**PROMPT**.
For each line in the data below that holds "name", return a copy.

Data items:
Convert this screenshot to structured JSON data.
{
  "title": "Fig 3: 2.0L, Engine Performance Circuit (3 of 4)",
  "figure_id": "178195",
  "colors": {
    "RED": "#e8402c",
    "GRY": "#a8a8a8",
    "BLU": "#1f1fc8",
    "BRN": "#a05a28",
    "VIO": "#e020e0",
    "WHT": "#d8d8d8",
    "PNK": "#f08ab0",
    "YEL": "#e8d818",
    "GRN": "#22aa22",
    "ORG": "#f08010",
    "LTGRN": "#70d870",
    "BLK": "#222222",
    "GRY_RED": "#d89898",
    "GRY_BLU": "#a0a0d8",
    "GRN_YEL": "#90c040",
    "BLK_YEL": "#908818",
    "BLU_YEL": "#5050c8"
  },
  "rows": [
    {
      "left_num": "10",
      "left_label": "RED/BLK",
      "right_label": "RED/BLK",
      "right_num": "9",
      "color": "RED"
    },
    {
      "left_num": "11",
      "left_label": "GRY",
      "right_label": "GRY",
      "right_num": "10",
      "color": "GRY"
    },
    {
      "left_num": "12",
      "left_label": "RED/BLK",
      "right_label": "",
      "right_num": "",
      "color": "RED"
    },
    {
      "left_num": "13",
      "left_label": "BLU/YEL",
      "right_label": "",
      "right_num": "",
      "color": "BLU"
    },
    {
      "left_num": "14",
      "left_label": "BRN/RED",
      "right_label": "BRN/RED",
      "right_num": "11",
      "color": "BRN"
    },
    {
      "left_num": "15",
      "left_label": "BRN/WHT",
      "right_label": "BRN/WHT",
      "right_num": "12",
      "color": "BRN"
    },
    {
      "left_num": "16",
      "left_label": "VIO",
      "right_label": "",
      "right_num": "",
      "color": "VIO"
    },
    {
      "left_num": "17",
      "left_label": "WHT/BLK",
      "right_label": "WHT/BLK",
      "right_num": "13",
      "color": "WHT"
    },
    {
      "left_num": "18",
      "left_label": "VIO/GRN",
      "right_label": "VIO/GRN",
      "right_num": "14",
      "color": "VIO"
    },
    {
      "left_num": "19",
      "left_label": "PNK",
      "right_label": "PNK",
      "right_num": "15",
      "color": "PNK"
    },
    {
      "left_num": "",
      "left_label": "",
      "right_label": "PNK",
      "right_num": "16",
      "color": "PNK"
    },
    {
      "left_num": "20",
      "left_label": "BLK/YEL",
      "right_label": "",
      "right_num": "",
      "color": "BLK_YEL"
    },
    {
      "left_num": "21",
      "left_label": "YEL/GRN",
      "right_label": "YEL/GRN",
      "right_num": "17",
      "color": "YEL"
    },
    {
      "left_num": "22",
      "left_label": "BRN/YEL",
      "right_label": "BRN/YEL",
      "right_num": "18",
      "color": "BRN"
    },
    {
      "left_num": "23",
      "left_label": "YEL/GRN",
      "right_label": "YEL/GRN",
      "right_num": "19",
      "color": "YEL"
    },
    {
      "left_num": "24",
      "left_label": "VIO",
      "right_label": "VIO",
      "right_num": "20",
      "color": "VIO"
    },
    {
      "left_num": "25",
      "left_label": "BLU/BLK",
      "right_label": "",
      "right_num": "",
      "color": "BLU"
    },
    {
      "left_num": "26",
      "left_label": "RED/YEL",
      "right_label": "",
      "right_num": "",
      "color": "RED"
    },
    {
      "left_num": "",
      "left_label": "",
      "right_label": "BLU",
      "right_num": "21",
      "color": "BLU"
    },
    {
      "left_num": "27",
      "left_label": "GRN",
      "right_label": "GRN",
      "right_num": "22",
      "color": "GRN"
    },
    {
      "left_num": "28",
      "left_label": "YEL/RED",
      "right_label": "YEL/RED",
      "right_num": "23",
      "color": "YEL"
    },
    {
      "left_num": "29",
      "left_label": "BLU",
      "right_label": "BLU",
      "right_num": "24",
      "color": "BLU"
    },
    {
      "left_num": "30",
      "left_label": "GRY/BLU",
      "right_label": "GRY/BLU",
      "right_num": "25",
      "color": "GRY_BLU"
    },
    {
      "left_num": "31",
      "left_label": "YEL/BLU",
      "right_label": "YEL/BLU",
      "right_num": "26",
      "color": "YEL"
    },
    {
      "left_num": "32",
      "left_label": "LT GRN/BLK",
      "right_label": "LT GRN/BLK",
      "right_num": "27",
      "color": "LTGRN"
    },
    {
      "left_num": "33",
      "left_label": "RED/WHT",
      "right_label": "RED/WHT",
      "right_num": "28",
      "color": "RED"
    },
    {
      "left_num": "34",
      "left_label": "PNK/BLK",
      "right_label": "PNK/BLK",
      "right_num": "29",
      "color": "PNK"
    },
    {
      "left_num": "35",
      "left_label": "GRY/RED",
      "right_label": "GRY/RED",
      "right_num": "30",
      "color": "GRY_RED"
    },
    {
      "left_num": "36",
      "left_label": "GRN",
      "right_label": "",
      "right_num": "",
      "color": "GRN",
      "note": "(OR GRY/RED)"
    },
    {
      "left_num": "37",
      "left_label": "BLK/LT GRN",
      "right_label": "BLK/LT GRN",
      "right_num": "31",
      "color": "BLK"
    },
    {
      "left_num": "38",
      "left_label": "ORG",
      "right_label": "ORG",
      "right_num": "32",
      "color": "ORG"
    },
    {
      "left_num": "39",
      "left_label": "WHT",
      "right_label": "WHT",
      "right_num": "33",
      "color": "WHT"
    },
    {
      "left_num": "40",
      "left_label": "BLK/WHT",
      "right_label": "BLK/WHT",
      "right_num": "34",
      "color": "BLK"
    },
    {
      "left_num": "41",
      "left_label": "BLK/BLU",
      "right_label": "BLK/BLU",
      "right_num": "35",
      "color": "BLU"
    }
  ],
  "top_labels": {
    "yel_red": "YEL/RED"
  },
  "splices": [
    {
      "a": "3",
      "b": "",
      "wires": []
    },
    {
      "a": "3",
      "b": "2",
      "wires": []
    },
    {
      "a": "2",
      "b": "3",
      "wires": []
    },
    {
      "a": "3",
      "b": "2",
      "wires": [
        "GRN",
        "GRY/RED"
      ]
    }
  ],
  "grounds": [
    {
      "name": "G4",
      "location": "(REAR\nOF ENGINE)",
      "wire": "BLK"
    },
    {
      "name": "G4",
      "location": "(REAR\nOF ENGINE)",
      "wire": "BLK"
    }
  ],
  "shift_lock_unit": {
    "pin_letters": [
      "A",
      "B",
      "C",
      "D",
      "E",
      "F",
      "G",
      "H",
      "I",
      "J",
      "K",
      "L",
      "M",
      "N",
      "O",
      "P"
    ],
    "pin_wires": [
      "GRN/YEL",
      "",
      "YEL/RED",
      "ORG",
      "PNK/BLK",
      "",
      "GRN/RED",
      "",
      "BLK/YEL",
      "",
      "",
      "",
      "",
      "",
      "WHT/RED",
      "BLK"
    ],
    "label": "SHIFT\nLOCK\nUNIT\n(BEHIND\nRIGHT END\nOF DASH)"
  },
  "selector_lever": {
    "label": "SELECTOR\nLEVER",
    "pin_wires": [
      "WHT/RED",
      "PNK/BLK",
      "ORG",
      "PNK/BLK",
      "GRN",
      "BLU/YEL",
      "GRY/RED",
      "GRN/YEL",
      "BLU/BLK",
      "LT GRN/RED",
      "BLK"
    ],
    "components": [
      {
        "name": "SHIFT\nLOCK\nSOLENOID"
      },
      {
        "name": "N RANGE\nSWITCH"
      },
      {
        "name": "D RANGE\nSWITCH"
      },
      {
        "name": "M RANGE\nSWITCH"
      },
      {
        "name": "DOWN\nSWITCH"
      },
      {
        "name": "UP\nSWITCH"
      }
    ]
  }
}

**FINISHED TASK**.
      "name": "G4",
      "name": "G4",
        "name": "SHIFT\nLOCK\nSOLENOID"
        "name": "N RANGE\nSWITCH"
        "name": "D RANGE\nSWITCH"
        "name": "M RANGE\nSWITCH"
        "name": "DOWN\nSWITCH"
        "name": "UP\nSWITCH"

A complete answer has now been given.